[start The records]

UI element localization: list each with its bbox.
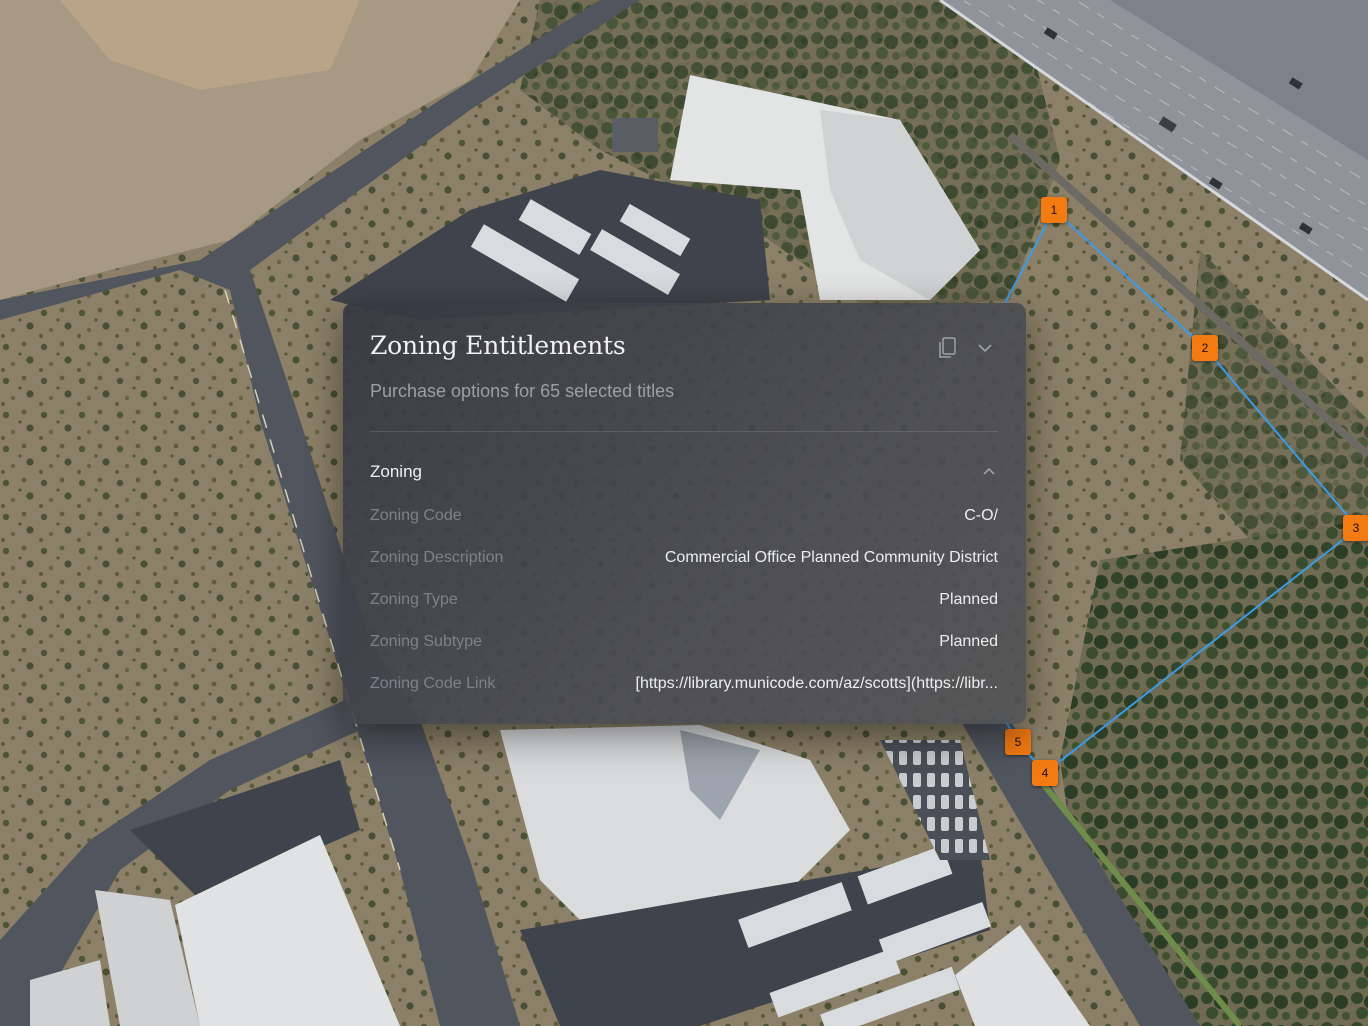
copy-icon: [939, 337, 956, 358]
row-value: Planned: [939, 591, 998, 608]
parcel-marker[interactable]: 3: [1343, 515, 1368, 541]
row-label: Zoning Type: [370, 591, 458, 608]
zoning-description-row: Zoning Description Commercial Office Pla…: [370, 547, 998, 571]
panel-subtitle: Purchase options for 65 selected titles: [370, 381, 675, 401]
parcel-marker[interactable]: 5: [1005, 729, 1031, 755]
panel-divider: [370, 431, 998, 432]
row-value: C-O/: [964, 507, 998, 524]
row-label: Zoning Subtype: [370, 633, 483, 650]
zoning-section-header[interactable]: Zoning: [370, 461, 998, 485]
zoning-code-link[interactable]: [https://library.municode.com/az/scotts]…: [636, 675, 999, 693]
zoning-type-row: Zoning Type Planned: [370, 589, 998, 613]
zoning-subtype-row: Zoning Subtype Planned: [370, 631, 998, 655]
row-label: Zoning Code Link: [370, 675, 496, 692]
section-title: Zoning: [370, 462, 422, 481]
row-value: Commercial Office Planned Community Dist…: [664, 549, 998, 566]
row-label: Zoning Description: [370, 549, 504, 566]
copy-button[interactable]: [937, 336, 959, 360]
row-value: Planned: [939, 633, 998, 650]
zoning-code-row: Zoning Code C-O/: [370, 505, 998, 529]
collapse-panel-button[interactable]: [974, 338, 996, 358]
chevron-down-icon: [978, 344, 992, 353]
parcel-marker[interactable]: 4: [1032, 760, 1058, 786]
panel-title: Zoning Entitlements: [370, 331, 626, 360]
zoning-entitlements-panel: Zoning Entitlements Purchase options for…: [343, 303, 1026, 724]
parcel-marker[interactable]: 2: [1192, 335, 1218, 361]
parcel-marker[interactable]: 1: [1041, 197, 1067, 223]
chevron-up-icon[interactable]: [980, 463, 998, 481]
zoning-code-link-row: Zoning Code Link [https://library.munico…: [370, 673, 998, 697]
row-label: Zoning Code: [370, 507, 462, 524]
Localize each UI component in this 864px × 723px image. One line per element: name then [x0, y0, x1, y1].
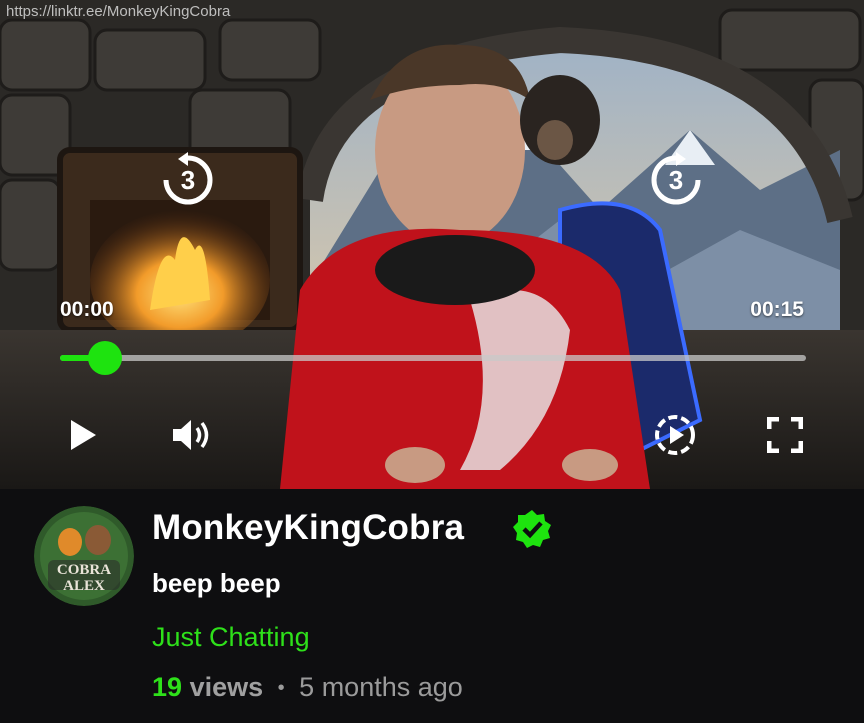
video-title: beep beep — [152, 568, 281, 598]
views-label: views — [189, 672, 264, 702]
upload-age: 5 months ago — [299, 672, 463, 702]
rewind-icon: 3 — [163, 152, 213, 205]
fullscreen-icon — [767, 417, 803, 453]
verified-icon — [513, 510, 551, 548]
video-player[interactable]: https://linktr.ee/MonkeyKingCobra 3 3 00… — [0, 0, 864, 489]
svg-text:ALEX: ALEX — [63, 578, 105, 594]
channel-name[interactable]: MonkeyKingCobra — [152, 508, 464, 548]
svg-text:COBRA: COBRA — [57, 562, 111, 578]
rewind-button[interactable]: 3 — [160, 152, 216, 208]
cobra-kai-logo: COBRA ALEX — [34, 506, 134, 606]
video-frame — [0, 0, 864, 489]
category-link[interactable]: Just Chatting — [152, 622, 310, 653]
play-icon — [71, 420, 96, 450]
play-button[interactable] — [62, 414, 104, 456]
verified-badge — [512, 509, 552, 554]
seek-bar[interactable] — [60, 355, 806, 361]
avatar[interactable]: COBRA ALEX — [34, 506, 134, 606]
fullscreen-button[interactable] — [764, 414, 806, 456]
separator-dot: • — [277, 677, 285, 700]
volume-button[interactable] — [168, 412, 214, 458]
linktree-overlay-text: https://linktr.ee/MonkeyKingCobra — [6, 3, 231, 20]
duration: 00:15 — [750, 298, 804, 321]
view-count: 19 — [152, 672, 183, 702]
current-time: 00:00 — [60, 298, 114, 321]
forward-icon: 3 — [651, 152, 701, 205]
forward-button[interactable]: 3 — [648, 152, 704, 208]
clip-icon — [655, 415, 695, 455]
rewind-seconds: 3 — [181, 165, 195, 195]
volume-icon — [173, 420, 209, 450]
forward-seconds: 3 — [669, 165, 683, 195]
clip-button[interactable] — [652, 412, 698, 458]
seek-handle[interactable] — [87, 341, 122, 375]
video-stats: 19 views • 5 months ago — [152, 672, 463, 703]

[end The records]

**Task brief**
Swap each "parcel-marker" in the rows above for "lot-marker" and reproduce the rows otherwise unchanged, omitting the pictures.

**The reply**
UI element localization: list each with its bbox.
copy-icon: [939, 337, 956, 358]
row-value: Planned: [939, 591, 998, 608]
lot-marker[interactable]: 3: [1343, 515, 1368, 541]
row-label: Zoning Type: [370, 591, 458, 608]
zoning-description-row: Zoning Description Commercial Office Pla…: [370, 547, 998, 571]
panel-subtitle: Purchase options for 65 selected titles: [370, 381, 675, 401]
lot-marker[interactable]: 5: [1005, 729, 1031, 755]
panel-divider: [370, 431, 998, 432]
row-value: C-O/: [964, 507, 998, 524]
row-label: Zoning Subtype: [370, 633, 483, 650]
zoning-section-header[interactable]: Zoning: [370, 461, 998, 485]
zoning-code-link[interactable]: [https://library.municode.com/az/scotts]…: [636, 675, 999, 693]
zoning-type-row: Zoning Type Planned: [370, 589, 998, 613]
zoning-subtype-row: Zoning Subtype Planned: [370, 631, 998, 655]
row-label: Zoning Code Link: [370, 675, 496, 692]
section-title: Zoning: [370, 462, 422, 481]
row-value: Commercial Office Planned Community Dist…: [664, 549, 998, 566]
row-label: Zoning Description: [370, 549, 504, 566]
copy-button[interactable]: [937, 336, 959, 360]
row-value: Planned: [939, 633, 998, 650]
zoning-code-row: Zoning Code C-O/: [370, 505, 998, 529]
collapse-panel-button[interactable]: [974, 338, 996, 358]
chevron-down-icon: [978, 344, 992, 353]
lot-marker[interactable]: 4: [1032, 760, 1058, 786]
panel-title: Zoning Entitlements: [370, 331, 626, 360]
zoning-entitlements-panel: Zoning Entitlements Purchase options for…: [343, 303, 1026, 724]
lot-marker[interactable]: 2: [1192, 335, 1218, 361]
lot-marker[interactable]: 1: [1041, 197, 1067, 223]
chevron-up-icon[interactable]: [980, 463, 998, 481]
zoning-code-link-row: Zoning Code Link [https://library.munico…: [370, 673, 998, 697]
row-label: Zoning Code: [370, 507, 462, 524]
Localize each UI component in this 864px × 723px image. One line per element: name then [x0, y0, x1, y1].
video-title: beep beep — [152, 568, 281, 598]
views-label: views — [189, 672, 264, 702]
upload-age: 5 months ago — [299, 672, 463, 702]
rewind-icon: 3 — [163, 152, 213, 205]
fullscreen-icon — [767, 417, 803, 453]
verified-icon — [513, 510, 551, 548]
video-player[interactable]: https://linktr.ee/MonkeyKingCobra 3 3 00… — [0, 0, 864, 489]
svg-text:ALEX: ALEX — [63, 578, 105, 594]
channel-name[interactable]: MonkeyKingCobra — [152, 508, 464, 548]
svg-text:COBRA: COBRA — [57, 562, 111, 578]
rewind-button[interactable]: 3 — [160, 152, 216, 208]
cobra-kai-logo: COBRA ALEX — [34, 506, 134, 606]
video-frame — [0, 0, 864, 489]
category-link[interactable]: Just Chatting — [152, 622, 310, 653]
play-icon — [71, 420, 96, 450]
play-button[interactable] — [62, 414, 104, 456]
verified-badge — [512, 509, 552, 554]
seek-bar[interactable] — [60, 355, 806, 361]
avatar[interactable]: COBRA ALEX — [34, 506, 134, 606]
fullscreen-button[interactable] — [764, 414, 806, 456]
separator-dot: • — [277, 677, 285, 700]
volume-button[interactable] — [168, 412, 214, 458]
linktree-overlay-text: https://linktr.ee/MonkeyKingCobra — [6, 3, 231, 20]
duration: 00:15 — [750, 298, 804, 321]
view-count: 19 — [152, 672, 183, 702]
current-time: 00:00 — [60, 298, 114, 321]
forward-icon: 3 — [651, 152, 701, 205]
forward-button[interactable]: 3 — [648, 152, 704, 208]
clip-icon — [655, 415, 695, 455]
rewind-seconds: 3 — [181, 165, 195, 195]
volume-icon — [173, 420, 209, 450]
forward-seconds: 3 — [669, 165, 683, 195]
clip-button[interactable] — [652, 412, 698, 458]
seek-handle[interactable] — [87, 341, 122, 375]
video-stats: 19 views • 5 months ago — [152, 672, 463, 703]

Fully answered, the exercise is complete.